* _Given instruction_: Wherever the word "stats" appears in the entries, copy the whole line.

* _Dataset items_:

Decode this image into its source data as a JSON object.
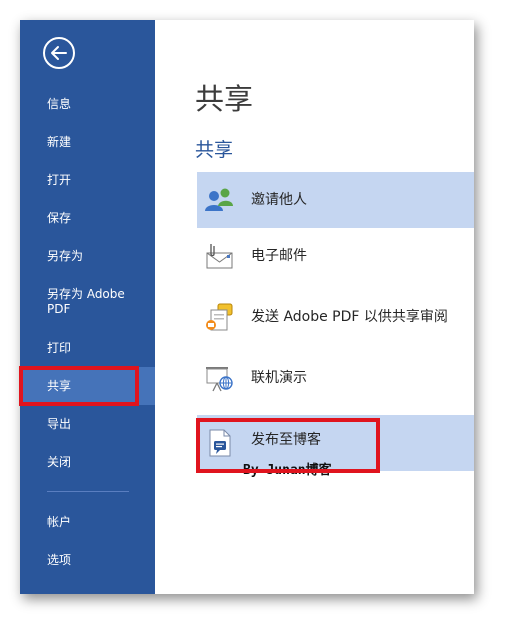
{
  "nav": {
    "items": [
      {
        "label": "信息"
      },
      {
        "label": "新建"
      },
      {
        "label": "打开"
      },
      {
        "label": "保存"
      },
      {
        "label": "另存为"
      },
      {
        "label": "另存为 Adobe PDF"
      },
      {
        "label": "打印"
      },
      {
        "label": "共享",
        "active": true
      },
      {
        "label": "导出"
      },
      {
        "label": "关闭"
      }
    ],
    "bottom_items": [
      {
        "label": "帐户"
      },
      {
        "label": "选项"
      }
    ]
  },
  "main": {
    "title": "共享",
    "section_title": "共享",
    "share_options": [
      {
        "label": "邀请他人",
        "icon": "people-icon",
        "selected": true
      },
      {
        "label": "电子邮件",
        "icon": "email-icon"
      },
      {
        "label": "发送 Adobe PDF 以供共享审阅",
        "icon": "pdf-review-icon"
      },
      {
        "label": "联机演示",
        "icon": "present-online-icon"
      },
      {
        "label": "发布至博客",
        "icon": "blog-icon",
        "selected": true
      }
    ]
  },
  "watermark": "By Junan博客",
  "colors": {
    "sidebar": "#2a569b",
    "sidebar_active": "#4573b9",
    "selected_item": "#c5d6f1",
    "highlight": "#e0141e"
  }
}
--
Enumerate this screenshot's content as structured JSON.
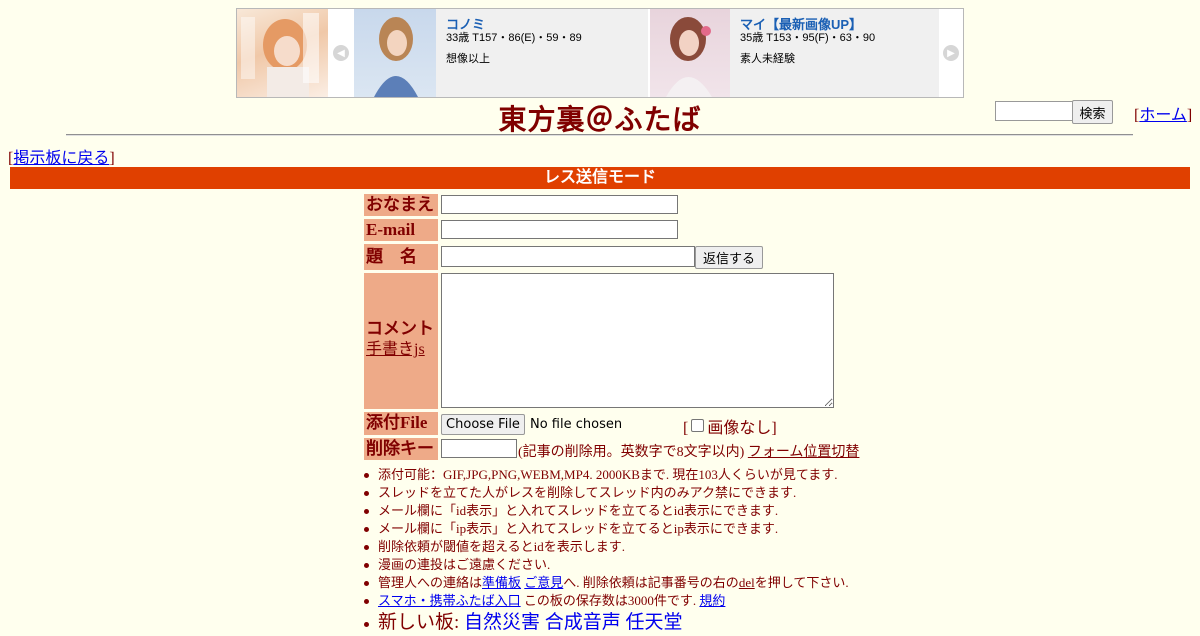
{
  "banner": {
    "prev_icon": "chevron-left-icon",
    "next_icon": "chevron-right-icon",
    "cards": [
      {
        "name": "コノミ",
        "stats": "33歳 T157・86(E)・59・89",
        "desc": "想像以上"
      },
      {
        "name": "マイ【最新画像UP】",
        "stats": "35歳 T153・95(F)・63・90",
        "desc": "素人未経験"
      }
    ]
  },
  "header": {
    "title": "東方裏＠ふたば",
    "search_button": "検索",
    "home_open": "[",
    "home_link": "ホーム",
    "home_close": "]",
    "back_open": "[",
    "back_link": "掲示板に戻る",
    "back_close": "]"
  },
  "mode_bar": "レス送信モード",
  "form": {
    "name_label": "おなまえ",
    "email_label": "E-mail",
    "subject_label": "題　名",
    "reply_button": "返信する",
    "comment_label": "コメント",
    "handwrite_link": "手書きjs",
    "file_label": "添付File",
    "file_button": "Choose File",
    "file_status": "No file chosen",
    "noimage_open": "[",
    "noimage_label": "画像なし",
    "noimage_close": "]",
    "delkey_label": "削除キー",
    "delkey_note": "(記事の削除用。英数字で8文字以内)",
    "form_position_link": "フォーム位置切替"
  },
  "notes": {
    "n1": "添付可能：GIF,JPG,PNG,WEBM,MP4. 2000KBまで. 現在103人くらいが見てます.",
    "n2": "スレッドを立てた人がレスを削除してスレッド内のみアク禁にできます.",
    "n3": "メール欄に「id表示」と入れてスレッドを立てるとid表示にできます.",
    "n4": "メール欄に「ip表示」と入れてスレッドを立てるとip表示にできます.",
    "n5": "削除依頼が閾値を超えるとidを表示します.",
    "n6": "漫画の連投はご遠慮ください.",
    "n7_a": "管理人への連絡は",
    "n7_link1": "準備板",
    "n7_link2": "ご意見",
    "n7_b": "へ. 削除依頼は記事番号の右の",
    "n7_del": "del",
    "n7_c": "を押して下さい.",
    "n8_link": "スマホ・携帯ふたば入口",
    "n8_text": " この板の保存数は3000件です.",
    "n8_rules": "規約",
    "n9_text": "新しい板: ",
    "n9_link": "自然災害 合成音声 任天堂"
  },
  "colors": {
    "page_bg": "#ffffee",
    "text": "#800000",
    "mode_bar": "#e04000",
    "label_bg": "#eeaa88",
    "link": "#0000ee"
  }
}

* _Result below_:
        "stats": "33歳 T157・86(E)・59・89",
        "stats": "35歳 T153・95(F)・63・90",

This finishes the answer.